Letzte Woche habe ich eine Weinprobe mitveranstaltet. Diese stand unter dem Motto “Rotes Piemont” und war somit nicht nur auf Barolo und Barbaresco beschränkt. Ziel war es einen Überblick über kleine und große Weine in jung und gereift zu geben. Neben einigen Nebbiolos (Nebbioli?) standen ausgezeichnete Barberas und Freisas auf dem Programm.
Die Probe bestand aus 10 Weinen, die jeweils in fünf Zweierflights eingeteilt waren und “teilblind” verkostet wurden. Das heißt es war zwar im Vorhinein bekannt, welche Produzenten vertreten sein werden, aber über die Jahrgänge und die Rebsorten gab es keine Informationen. Wie man gleich sehen wird waren eigentlich nur absolute Spitzenproduzenten vertreten, allerdings meistens eher die vermeintlich kleineren Weine. Dass das allerdings mit etwas ironischer Distanz betrachtet werden sollte, wird hoffentlich gleich klar.
Der Ablauf
Ich habe währenddessen keine großartigen Verkostungsnotizen geschrieben, da ich als Mitveranstalter auch eigene Weine dabei hatte, zu denen ich etwas erzählt habe und mich dann natürlich mehr darauf konzentriert habe. Man könnte es wahrscheinlich eher eine Masterclass als eine Blindprobe nennen.
Hier gibt es jetzt meine Eindrücke zu den einzelnen Flights und im Anschluss ein paar interessante Erkenntnisse über die gesamte Probe. Auch wenn ich zur persönlichen Orientierung gepunktet habe, werden diese Punkte hier keine Rolle spielen. Stattdessen gibt es am Ende eine persönliche Rangliste, sowie eine Top-3 aller Teilnehmer zusammengerechnet.
Flight #1: Nebbiolo
Der erste Flight war eigentlich kein wirklicher Flight, da wir die beiden Weine eher nacheinander als direkt nebeneinander probiert haben.
Borgogno Barolo 2006: Sehr ruhig und harmonisch. Zeigt viel der klassischen dunklen erdigen Pilz- und Waldbodenaromatik, die man von gereiftem Nebbiolo gewohnt ist. Scheint so momentan absolut auf dem Punkt zu sein, wirkt aber kein Stück müde.
★ ★ ★
> Gestellte Aufgabe 1
Aus wie vielen Weinen bestand laut dem Text zur Weinprobe die Probe?
★ ★ ★
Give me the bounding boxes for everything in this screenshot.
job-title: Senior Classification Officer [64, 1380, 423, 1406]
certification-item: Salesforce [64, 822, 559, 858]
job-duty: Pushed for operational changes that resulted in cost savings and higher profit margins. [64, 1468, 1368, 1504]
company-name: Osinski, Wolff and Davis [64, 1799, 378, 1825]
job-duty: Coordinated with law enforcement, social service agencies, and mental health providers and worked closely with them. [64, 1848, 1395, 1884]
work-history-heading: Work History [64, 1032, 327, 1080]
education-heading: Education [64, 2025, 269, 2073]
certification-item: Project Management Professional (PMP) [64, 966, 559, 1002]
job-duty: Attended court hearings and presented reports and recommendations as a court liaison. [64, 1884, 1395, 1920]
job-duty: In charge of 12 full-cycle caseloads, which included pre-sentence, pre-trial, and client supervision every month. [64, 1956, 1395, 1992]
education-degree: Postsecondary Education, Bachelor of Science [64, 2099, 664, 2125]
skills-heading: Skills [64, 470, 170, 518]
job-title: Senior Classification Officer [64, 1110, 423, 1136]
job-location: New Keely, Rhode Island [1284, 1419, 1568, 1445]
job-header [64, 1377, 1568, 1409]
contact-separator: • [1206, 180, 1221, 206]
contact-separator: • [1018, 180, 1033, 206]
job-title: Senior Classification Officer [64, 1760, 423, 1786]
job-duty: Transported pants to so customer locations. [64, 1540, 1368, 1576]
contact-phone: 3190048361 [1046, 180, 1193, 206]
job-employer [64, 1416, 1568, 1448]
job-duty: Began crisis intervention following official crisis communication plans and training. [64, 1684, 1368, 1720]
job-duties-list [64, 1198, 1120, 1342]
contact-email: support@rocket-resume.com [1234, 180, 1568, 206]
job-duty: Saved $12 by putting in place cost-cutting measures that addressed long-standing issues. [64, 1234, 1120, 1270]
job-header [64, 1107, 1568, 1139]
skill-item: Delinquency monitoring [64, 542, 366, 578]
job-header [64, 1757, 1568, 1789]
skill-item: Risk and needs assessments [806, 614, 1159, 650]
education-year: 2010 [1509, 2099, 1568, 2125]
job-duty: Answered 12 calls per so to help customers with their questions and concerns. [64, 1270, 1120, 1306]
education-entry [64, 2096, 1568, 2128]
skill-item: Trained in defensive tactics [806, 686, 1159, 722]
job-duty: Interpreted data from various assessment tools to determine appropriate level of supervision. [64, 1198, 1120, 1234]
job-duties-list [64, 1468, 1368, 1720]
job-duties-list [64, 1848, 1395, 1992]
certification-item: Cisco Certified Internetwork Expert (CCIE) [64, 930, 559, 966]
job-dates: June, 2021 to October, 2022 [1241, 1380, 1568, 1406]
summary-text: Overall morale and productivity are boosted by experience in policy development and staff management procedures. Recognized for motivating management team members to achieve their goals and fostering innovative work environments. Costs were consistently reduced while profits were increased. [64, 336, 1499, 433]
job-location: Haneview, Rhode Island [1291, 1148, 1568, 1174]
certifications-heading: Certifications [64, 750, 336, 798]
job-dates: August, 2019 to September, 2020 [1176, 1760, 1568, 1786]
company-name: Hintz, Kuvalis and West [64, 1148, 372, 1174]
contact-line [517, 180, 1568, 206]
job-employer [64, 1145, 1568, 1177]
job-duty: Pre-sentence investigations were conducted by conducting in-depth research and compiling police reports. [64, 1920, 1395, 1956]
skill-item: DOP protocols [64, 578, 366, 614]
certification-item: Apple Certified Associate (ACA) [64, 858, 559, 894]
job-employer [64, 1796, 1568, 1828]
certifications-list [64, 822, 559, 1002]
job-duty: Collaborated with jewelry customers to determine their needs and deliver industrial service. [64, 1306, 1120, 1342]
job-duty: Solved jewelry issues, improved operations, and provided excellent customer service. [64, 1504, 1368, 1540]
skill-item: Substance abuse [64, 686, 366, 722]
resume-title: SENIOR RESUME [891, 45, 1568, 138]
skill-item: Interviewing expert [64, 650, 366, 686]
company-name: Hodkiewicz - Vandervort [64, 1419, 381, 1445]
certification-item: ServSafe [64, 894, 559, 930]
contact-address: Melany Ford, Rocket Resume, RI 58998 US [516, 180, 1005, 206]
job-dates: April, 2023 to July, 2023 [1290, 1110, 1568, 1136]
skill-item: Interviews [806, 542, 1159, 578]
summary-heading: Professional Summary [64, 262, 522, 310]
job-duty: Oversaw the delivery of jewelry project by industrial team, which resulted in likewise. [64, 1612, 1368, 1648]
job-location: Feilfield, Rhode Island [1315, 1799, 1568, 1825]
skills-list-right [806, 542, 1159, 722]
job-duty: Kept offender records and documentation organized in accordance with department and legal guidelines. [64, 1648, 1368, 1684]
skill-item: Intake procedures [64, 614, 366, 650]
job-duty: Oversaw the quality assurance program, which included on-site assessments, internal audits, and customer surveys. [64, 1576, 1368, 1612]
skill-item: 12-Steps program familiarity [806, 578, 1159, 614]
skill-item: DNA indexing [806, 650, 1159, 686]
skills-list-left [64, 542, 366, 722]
★ ★ ★
> Gestellte Aufgabe 2
Aktualisiere die Auflistung vom ersten Eintrag bis einschließlich der Zeile mit „company-name: Osinski, Wolff“, indem du „Salesforce“ durch „HubSpot“ ersetzt. Gib nur diese Zeilen wieder und lass alles andere unverändert.

> Antwort 1
Die Probe bestand aus 10 Weinen.

> Antwort 2
Give me the bounding boxes for everything in this screenshot.
job-title: Senior Classification Officer [64, 1380, 423, 1406]
certification-item: HubSpot [64, 822, 559, 858]
job-duty: Pushed for operational changes that resulted in cost savings and higher profit margins. [64, 1468, 1368, 1504]
company-name: Osinski, Wolff and Davis [64, 1799, 378, 1825]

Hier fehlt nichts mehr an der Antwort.